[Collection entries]
------------------------------------

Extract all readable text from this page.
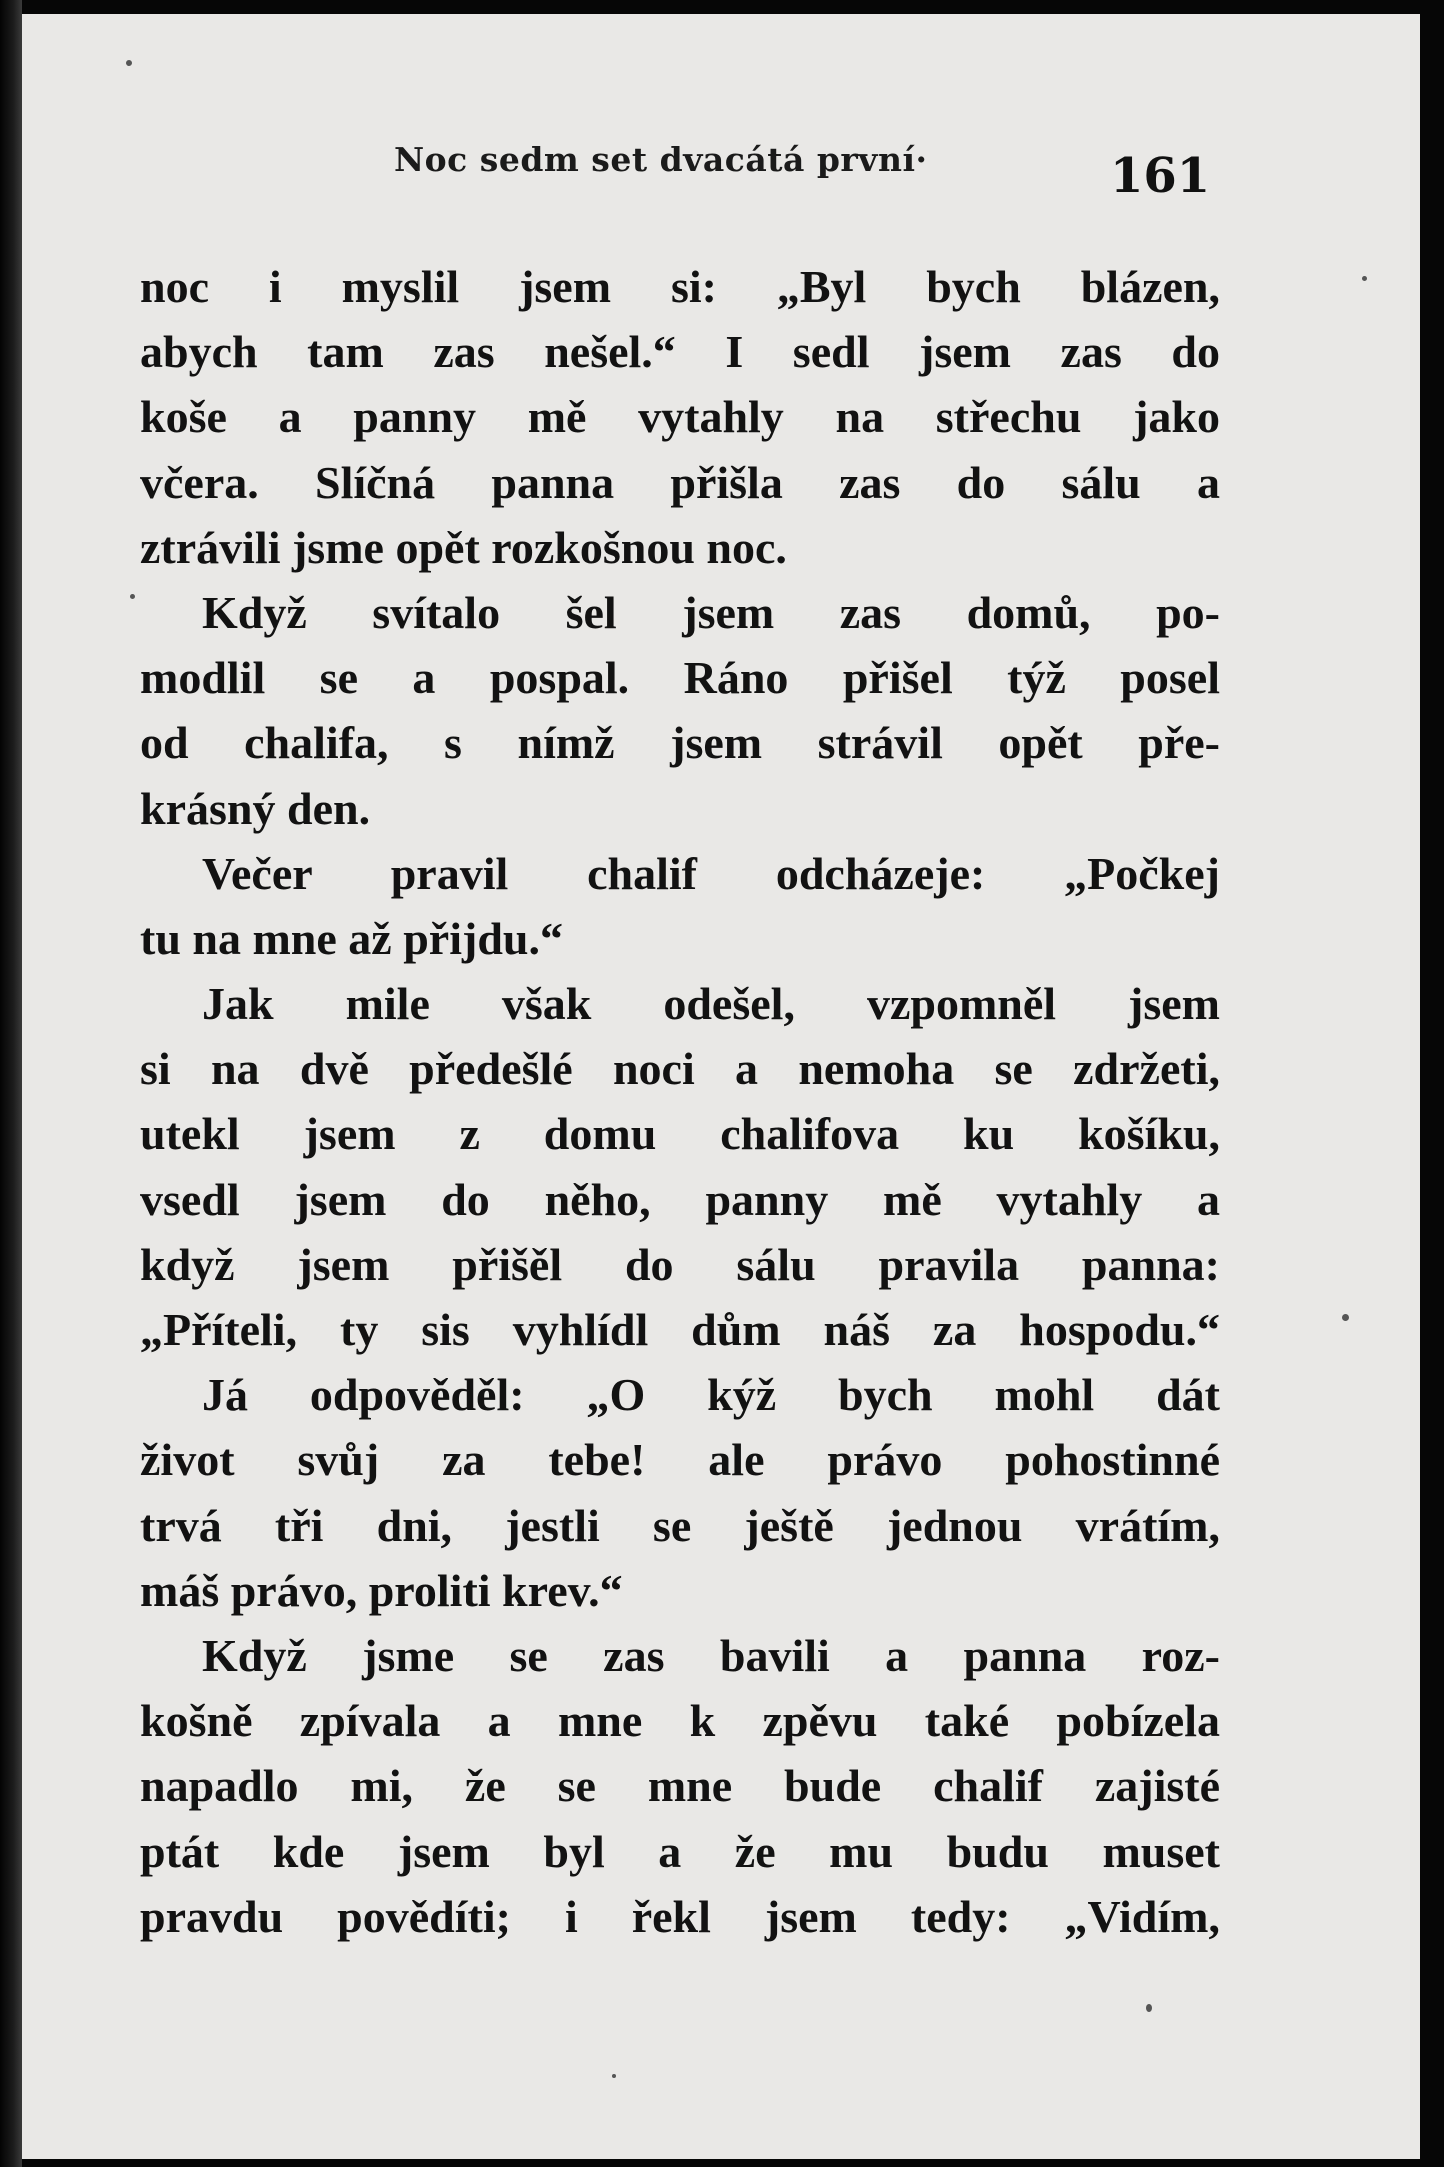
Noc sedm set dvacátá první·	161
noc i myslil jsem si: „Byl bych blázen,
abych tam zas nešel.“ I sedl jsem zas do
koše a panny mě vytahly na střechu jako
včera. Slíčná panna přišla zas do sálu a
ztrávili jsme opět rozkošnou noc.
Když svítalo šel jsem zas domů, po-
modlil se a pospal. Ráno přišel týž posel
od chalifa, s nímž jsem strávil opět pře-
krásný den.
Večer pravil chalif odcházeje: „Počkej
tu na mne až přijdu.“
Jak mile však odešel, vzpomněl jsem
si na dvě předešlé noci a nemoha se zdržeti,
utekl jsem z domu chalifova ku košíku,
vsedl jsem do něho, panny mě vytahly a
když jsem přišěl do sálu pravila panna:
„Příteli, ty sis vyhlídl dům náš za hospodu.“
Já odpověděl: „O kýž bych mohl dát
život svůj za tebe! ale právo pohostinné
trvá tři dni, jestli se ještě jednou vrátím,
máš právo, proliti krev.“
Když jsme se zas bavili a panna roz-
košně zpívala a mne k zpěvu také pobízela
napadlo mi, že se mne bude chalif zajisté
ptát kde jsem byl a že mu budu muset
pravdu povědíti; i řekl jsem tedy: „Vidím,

------------------------------------

Check every line for "sálu" and show the ones that have it.

Reply to the exercise:
včera. Slíčná panna přišla zas do sálu a
když jsem přišěl do sálu pravila panna:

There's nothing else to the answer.